Stored data
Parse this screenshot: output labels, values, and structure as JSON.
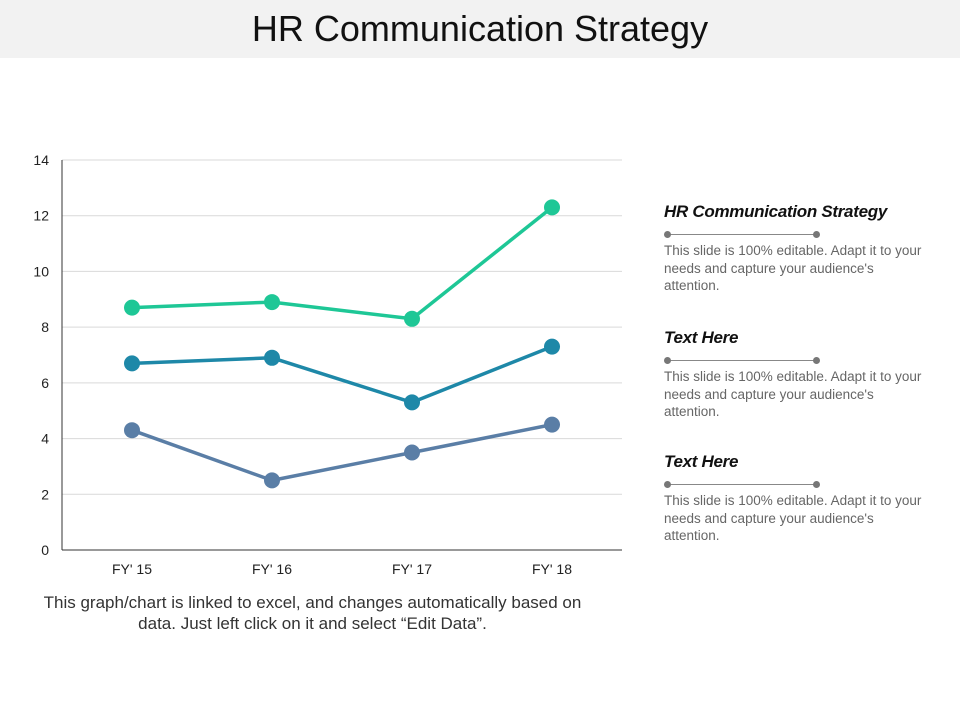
{
  "page": {
    "title": "HR Communication Strategy",
    "caption": "This graph/chart is linked to excel, and changes automatically based on data. Just left click on it and select “Edit Data”."
  },
  "chart_data": {
    "type": "line",
    "categories": [
      "FY' 15",
      "FY' 16",
      "FY' 17",
      "FY' 18"
    ],
    "series": [
      {
        "values": [
          8.7,
          8.9,
          8.3,
          12.3
        ],
        "color": "#1ec796"
      },
      {
        "values": [
          6.7,
          6.9,
          5.3,
          7.3
        ],
        "color": "#1e88a8"
      },
      {
        "values": [
          4.3,
          2.5,
          3.5,
          4.5
        ],
        "color": "#5a7ea6"
      }
    ],
    "ylim": [
      0,
      14
    ],
    "yticks": [
      0,
      2,
      4,
      6,
      8,
      10,
      12,
      14
    ],
    "grid": true,
    "legend": "none",
    "title": "",
    "xlabel": "",
    "ylabel": ""
  },
  "side_blocks": [
    {
      "title": "HR Communication Strategy",
      "text": "This slide is 100% editable. Adapt it to your needs and capture your audience's attention."
    },
    {
      "title": "Text Here",
      "text": "This slide is 100% editable. Adapt it to your needs and capture your audience's attention."
    },
    {
      "title": "Text Here",
      "text": "This slide is 100% editable. Adapt it to your needs and capture your audience's attention."
    }
  ],
  "colors": {
    "gridline": "#d9d9d9",
    "axis": "#333333",
    "title_bar": "#f2f2f2"
  }
}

◆ WHAT YOU HAVE TO DO
Set down every record once more, word for word, without pictures.

◆ REPLY TO THE EXERCISE
Parse this screenshot: output labels, values, and structure as JSON.
{
  "page": {
    "title": "HR Communication Strategy",
    "caption": "This graph/chart is linked to excel, and changes automatically based on data. Just left click on it and select “Edit Data”."
  },
  "chart_data": {
    "type": "line",
    "categories": [
      "FY' 15",
      "FY' 16",
      "FY' 17",
      "FY' 18"
    ],
    "series": [
      {
        "values": [
          8.7,
          8.9,
          8.3,
          12.3
        ],
        "color": "#1ec796"
      },
      {
        "values": [
          6.7,
          6.9,
          5.3,
          7.3
        ],
        "color": "#1e88a8"
      },
      {
        "values": [
          4.3,
          2.5,
          3.5,
          4.5
        ],
        "color": "#5a7ea6"
      }
    ],
    "ylim": [
      0,
      14
    ],
    "yticks": [
      0,
      2,
      4,
      6,
      8,
      10,
      12,
      14
    ],
    "grid": true,
    "legend": "none",
    "title": "",
    "xlabel": "",
    "ylabel": ""
  },
  "side_blocks": [
    {
      "title": "HR Communication Strategy",
      "text": "This slide is 100% editable. Adapt it to your needs and capture your audience's attention."
    },
    {
      "title": "Text Here",
      "text": "This slide is 100% editable. Adapt it to your needs and capture your audience's attention."
    },
    {
      "title": "Text Here",
      "text": "This slide is 100% editable. Adapt it to your needs and capture your audience's attention."
    }
  ],
  "colors": {
    "gridline": "#d9d9d9",
    "axis": "#333333",
    "title_bar": "#f2f2f2"
  }
}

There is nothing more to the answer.